Dans un futur éloigné, un cyborg parvient à neutraliser son protocole de sécurité et à devenir autonome. Sitôt fait, il prend deux décisions capitales : adopter le nom de Murderbot (AssaSynth, en VF) et se gorger de milliers d’heures de séries télévisées kitchs. Malheureusement, le groupe d’humains qu’il doit protéger affronte de multiples périls qui perturbent son écoute !
Interprétée par un Alexander Skarsgård qui navigue avec maestria entre indifférence, incrédulité et fascination à l’endroit de ses compagnons humains, la série alterne entre satire, drame, humour slapstick et action, tout en proposant des questionnements plus profonds sur ce qu’est véritablement un être humain. En effet, les cyborgs sont des êtres composés d’éléments technologiques et biologiques ayant le même statut qu’un grille-pain. Lorsque l’équipage réalise qu’il est doté de conscience, il hésite donc entre la méfiance pour cet électroménager potentiellement meurtrier et les questionnements existentiels : peut-on réduire en esclavage ce qui n’était tout d’abord perçu que comme un simple objet ?
Relaté du point de vue du cyborg, celui-ci partage sa critique mordante des comportements humains qu’il considère comme puérils. Il se demande cependant s’il n’a pas été infecté par un virus d’empathie, puisqu’il se surprend à prendre des décisions illogiques afin de leur venir en aide. En effet, l’exploration d’une planète amène son cortège de problèmes, allant d’attaques de créatures féroces (incluant une scène de copulation mémorable) à des forces ennemies qui ont décimé un autre groupe d’explorateurs.
Par ailleurs, AssaSynth est hanté par des souvenirs violents et confus qui agitent sa mémoire tampon : qu’est-ce que cache son passé ? Heureusement qu’il peut compter sur ses séries télé pour oublier ces visions perturbantes, en particulier Apogée et déclin de la Lune sanctuaire, qui assume à fond les clichés du genre. Bien qu’il soit dénué d’organes génitaux (une vision particulièrement troublante) ou même du moindre intérêt pour la romance, certains de ses compagnons portent sur lui un regard concupiscent et se demandent même s’il pourrait faire office de sexbot. La série se distingue d’ailleurs en présentant un futur où la notion d’une hétérosexualité hégémonique est évacuée, ce qui se manifeste notamment dans les hésitations des membres d’un trouple, qui ne suscitent qu’une exaspération polie chez leurs compagnons de voyage.
La série est basée sur une série de romans de Martha Wells qui a remporté de nombreuses récompenses, dont les prestigieux prix Hugo, Julia-Verlanger et Nebula. Apple TV en propose une adaptation très fidèle à l’écran, tant par le ton sarcastique de son personnage titulaire, que par l’enfilade de scènes d’action ou dramatiques, le tout mâtiné d’une dose d’humour très efficace. Comme la série de romans se compose de sept volumes, on ne peut qu’espérer une adaptation des autres opus.
INFOS | Les dix épisodes de Murderbot (AssaSynth) sont disponibles, en anglais et dans un excellent doublage français réalisé au Québec, sur Apple TV.
************
§ Consigne:
Répondez à ces questions sur la critique de Murderbot :
(a) Quel acteur interprète le cyborg ?
(b) De combien de volumes se compose la série de romans dont la série est adaptée ?
(c) Où le doublage français a-t-il été réalisé ?
************
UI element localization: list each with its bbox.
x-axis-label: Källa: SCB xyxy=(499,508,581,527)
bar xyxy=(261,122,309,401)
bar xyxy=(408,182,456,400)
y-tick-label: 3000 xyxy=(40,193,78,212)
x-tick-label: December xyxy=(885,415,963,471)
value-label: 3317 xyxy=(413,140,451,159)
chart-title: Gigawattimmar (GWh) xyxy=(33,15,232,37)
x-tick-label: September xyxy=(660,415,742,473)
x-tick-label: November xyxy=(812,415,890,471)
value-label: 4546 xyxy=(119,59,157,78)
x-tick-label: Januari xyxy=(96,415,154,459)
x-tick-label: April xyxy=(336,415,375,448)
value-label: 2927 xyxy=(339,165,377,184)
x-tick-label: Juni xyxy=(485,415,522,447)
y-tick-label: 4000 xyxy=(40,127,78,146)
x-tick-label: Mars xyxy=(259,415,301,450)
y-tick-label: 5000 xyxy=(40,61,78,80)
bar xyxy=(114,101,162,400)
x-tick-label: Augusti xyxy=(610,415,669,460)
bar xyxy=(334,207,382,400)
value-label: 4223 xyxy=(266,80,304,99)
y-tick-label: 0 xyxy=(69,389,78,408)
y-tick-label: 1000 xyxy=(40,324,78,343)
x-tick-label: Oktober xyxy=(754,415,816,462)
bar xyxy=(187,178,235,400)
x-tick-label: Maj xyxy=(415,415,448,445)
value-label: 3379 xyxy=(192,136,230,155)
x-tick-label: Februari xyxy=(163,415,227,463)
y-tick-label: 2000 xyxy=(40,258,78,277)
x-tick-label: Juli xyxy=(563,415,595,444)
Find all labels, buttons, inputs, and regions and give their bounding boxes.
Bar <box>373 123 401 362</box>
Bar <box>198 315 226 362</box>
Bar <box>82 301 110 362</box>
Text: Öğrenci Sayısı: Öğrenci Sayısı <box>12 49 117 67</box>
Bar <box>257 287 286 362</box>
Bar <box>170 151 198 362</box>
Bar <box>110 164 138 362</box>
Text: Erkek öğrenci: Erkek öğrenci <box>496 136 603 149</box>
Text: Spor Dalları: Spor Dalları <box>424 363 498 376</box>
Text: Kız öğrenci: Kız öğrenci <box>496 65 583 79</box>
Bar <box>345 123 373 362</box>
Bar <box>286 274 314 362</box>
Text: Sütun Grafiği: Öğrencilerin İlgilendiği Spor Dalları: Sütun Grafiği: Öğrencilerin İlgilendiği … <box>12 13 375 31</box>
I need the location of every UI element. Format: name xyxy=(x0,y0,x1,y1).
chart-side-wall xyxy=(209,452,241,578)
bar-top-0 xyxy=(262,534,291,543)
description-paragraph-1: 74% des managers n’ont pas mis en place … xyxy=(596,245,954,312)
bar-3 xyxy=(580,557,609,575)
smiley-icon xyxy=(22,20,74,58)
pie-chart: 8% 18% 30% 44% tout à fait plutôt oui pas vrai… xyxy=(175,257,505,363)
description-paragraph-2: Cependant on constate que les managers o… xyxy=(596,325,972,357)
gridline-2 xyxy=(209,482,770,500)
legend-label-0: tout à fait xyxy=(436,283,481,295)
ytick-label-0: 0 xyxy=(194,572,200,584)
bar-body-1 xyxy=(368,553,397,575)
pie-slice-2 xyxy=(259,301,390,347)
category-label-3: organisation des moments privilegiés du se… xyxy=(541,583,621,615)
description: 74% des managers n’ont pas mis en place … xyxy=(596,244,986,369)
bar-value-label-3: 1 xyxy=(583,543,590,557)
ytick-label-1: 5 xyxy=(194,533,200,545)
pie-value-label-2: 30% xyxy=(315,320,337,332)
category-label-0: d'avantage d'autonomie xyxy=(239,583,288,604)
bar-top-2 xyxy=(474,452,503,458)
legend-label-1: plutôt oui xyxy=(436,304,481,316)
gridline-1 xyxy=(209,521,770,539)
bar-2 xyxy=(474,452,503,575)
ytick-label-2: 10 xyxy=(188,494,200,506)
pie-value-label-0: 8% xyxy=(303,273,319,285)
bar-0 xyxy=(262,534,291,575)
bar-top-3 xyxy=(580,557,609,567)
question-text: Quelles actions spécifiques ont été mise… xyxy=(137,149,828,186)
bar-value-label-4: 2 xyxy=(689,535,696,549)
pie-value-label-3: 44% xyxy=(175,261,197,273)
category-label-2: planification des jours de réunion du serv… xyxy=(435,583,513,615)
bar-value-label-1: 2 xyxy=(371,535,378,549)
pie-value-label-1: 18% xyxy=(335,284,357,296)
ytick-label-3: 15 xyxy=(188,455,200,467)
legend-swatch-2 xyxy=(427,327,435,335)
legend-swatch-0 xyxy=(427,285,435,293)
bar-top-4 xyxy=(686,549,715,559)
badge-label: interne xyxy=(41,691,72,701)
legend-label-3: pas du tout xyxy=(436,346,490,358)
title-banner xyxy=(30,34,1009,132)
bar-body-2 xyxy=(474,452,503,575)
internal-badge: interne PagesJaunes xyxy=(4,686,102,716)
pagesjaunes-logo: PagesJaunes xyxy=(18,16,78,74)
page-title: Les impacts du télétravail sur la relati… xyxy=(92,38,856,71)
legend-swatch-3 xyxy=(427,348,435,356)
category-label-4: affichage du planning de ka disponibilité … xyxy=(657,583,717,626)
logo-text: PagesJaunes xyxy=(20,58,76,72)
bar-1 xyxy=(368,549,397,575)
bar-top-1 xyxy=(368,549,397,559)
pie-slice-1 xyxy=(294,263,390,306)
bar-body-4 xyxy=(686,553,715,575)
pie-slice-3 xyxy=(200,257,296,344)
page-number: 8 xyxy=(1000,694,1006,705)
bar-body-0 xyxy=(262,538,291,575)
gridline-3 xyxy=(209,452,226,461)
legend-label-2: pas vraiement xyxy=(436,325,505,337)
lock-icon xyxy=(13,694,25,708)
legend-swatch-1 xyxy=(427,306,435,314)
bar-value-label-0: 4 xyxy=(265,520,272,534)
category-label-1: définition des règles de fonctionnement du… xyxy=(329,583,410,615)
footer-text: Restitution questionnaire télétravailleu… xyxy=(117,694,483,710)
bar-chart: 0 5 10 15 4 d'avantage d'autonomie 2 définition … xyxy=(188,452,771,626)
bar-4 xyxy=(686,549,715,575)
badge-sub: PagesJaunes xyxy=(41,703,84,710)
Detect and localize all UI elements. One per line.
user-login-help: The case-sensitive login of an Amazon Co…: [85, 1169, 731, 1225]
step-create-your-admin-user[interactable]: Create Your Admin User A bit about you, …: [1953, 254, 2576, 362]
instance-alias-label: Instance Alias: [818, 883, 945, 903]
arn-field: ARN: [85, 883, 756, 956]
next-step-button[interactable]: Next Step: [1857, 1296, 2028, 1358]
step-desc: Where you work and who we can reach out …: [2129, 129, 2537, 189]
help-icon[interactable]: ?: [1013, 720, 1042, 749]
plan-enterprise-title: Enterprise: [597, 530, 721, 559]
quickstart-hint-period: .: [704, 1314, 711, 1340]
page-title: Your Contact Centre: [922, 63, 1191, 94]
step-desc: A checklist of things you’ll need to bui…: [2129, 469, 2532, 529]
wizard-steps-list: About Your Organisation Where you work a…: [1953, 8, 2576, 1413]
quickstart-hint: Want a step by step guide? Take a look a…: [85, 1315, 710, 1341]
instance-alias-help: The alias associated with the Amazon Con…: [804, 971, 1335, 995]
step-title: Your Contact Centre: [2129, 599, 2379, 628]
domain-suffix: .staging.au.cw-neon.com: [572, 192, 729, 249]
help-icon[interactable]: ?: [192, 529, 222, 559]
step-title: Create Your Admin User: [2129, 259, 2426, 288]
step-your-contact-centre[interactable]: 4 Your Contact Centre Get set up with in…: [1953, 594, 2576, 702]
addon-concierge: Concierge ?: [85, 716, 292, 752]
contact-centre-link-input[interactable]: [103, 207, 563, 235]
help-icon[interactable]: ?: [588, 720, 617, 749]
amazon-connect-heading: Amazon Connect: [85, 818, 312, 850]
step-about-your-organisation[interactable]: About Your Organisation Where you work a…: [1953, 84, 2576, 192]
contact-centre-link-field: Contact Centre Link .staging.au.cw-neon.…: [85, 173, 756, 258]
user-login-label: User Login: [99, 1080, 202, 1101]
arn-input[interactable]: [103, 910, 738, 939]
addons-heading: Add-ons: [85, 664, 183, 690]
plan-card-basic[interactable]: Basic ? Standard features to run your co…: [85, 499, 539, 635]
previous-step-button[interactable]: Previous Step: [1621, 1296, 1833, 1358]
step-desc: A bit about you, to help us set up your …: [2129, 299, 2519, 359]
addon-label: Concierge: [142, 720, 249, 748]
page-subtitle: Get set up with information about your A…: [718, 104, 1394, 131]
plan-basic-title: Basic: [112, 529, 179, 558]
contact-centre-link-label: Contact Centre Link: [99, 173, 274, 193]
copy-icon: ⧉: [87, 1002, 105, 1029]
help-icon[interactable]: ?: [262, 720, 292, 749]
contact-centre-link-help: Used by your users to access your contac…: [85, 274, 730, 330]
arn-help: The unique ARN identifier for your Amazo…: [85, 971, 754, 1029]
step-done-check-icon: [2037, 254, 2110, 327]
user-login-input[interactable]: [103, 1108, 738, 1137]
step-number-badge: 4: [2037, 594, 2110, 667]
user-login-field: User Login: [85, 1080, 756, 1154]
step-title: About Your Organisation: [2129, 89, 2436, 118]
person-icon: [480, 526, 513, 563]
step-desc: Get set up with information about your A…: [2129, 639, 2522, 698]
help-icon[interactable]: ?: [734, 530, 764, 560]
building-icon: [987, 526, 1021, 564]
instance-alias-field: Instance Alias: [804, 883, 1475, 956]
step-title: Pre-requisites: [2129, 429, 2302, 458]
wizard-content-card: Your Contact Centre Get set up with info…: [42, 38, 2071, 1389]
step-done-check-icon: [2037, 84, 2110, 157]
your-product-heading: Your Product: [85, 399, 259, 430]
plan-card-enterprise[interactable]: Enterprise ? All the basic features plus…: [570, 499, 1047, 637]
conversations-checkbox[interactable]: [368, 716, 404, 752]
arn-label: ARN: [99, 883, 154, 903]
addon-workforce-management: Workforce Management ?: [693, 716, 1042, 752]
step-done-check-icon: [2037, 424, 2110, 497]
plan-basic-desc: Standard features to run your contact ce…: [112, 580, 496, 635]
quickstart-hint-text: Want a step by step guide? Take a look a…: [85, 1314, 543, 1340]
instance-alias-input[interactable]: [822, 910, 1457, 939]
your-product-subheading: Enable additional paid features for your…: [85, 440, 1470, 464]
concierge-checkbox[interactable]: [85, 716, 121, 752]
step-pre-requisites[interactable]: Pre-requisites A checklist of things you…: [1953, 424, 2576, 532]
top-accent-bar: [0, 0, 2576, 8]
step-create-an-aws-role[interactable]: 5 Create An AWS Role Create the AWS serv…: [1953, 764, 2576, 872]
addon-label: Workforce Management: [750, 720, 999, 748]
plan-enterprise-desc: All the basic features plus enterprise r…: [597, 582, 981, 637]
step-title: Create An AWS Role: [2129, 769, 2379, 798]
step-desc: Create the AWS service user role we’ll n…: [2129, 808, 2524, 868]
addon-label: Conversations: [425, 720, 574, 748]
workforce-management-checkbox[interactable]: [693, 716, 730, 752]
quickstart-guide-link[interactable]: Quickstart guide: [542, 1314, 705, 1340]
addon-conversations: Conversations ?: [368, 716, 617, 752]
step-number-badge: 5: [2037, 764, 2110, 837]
************
§ Réponse:
(a) Alexander Skarsgård
(b) Sept volumes
(c) Au Québec